**WHAT YOU NEED TO DO**
Collect every line in the records below that contains the word "грузового".

**RECORDS**
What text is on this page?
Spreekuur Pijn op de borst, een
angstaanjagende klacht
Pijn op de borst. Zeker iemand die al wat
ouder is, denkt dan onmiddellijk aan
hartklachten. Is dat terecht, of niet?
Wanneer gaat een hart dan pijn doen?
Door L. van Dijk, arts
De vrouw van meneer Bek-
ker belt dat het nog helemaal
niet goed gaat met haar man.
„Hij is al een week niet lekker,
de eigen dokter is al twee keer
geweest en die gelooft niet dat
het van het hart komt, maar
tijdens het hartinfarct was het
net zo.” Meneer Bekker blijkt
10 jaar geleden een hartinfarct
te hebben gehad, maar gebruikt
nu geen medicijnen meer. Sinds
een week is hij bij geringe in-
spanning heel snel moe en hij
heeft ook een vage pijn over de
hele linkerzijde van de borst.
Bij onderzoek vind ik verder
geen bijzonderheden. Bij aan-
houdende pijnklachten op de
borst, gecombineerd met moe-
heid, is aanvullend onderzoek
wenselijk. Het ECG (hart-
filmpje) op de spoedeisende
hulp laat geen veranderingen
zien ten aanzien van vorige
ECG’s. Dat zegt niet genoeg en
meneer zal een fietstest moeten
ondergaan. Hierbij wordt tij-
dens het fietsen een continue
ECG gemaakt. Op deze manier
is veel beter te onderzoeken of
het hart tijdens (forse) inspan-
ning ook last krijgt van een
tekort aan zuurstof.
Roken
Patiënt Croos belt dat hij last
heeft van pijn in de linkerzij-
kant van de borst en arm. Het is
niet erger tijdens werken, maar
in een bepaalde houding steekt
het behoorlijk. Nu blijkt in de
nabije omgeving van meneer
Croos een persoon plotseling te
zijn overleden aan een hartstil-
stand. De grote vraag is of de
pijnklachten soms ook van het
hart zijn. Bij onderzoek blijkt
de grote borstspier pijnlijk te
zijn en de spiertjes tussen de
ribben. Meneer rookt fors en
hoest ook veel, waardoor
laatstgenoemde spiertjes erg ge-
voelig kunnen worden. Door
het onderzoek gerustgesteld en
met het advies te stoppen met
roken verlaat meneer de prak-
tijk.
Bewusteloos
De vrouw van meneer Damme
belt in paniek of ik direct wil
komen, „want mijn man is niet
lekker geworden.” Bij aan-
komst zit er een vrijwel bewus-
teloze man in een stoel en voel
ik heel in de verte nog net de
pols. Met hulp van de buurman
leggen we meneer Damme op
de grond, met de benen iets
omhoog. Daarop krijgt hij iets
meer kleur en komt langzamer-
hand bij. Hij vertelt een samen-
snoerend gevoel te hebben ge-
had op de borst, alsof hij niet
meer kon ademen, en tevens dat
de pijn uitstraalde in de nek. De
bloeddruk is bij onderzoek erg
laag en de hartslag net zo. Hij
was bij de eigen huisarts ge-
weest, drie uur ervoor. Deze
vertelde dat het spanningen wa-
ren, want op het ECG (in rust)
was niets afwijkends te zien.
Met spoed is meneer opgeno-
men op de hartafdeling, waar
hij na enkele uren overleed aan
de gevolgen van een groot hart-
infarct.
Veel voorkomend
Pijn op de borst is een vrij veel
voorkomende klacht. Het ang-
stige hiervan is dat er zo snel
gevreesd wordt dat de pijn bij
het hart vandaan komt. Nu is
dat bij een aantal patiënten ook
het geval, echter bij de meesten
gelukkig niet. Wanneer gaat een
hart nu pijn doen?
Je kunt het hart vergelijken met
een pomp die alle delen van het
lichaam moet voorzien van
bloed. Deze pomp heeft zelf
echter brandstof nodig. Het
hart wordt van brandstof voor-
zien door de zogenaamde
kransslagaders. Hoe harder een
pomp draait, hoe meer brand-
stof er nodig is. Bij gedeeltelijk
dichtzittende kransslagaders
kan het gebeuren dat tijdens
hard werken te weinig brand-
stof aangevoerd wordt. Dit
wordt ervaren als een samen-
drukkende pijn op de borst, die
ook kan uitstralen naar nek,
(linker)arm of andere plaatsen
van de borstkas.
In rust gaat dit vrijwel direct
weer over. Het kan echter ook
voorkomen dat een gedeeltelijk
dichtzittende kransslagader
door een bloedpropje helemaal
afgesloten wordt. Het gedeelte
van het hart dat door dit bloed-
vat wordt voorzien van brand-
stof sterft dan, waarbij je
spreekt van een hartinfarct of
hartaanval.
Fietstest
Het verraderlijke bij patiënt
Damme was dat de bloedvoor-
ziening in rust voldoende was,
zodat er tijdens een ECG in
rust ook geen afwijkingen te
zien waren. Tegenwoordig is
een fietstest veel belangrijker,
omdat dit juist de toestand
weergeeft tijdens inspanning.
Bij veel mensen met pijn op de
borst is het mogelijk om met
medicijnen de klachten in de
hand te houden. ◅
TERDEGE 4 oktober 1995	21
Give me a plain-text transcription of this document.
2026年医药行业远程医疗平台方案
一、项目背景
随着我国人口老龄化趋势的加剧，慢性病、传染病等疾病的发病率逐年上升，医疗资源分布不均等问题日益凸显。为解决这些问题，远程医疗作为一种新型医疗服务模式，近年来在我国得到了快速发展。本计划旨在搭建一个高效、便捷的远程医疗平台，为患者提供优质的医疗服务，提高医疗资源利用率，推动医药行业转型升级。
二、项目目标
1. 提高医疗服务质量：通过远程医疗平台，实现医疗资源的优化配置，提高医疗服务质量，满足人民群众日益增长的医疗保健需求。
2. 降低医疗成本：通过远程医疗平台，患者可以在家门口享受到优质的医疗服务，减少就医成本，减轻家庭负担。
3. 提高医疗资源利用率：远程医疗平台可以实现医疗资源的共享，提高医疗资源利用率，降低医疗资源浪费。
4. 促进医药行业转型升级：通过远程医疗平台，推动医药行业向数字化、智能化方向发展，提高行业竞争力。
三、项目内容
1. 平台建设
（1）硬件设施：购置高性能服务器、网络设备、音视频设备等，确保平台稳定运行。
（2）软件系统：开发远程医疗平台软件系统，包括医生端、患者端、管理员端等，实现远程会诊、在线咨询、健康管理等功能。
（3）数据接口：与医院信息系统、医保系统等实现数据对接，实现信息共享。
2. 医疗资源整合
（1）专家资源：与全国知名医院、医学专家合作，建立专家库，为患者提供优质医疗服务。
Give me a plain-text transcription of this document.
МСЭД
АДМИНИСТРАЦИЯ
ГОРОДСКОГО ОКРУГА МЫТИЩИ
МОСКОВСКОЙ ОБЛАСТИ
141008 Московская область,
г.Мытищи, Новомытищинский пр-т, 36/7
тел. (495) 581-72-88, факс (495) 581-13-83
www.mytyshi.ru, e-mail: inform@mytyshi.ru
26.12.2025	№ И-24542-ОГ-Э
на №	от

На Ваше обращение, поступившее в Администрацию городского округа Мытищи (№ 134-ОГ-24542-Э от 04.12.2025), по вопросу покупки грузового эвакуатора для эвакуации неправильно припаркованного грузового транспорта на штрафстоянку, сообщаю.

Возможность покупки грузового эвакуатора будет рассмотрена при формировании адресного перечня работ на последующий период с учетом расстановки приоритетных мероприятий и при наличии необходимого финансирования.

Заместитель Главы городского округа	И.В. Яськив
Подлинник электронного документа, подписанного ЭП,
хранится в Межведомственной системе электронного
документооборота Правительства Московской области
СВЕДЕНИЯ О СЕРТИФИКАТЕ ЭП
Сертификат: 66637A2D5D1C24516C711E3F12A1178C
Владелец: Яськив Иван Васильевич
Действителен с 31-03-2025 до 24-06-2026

**PROBLEM SOLUTION**
На Ваше обращение, поступившее в Администрацию городского округа Мытищи (№ 134-ОГ-24542-Э от 04.12.2025), по вопросу покупки грузового эвакуатора для эвакуации неправильно припаркованного грузового транспорта на штрафстоянку, сообщаю.
Возможность покупки грузового эвакуатора будет рассмотрена при формировании адресного перечня работ на последующий период с учетом расстановки приоритетных мероприятий и при наличии необходимого финансирования.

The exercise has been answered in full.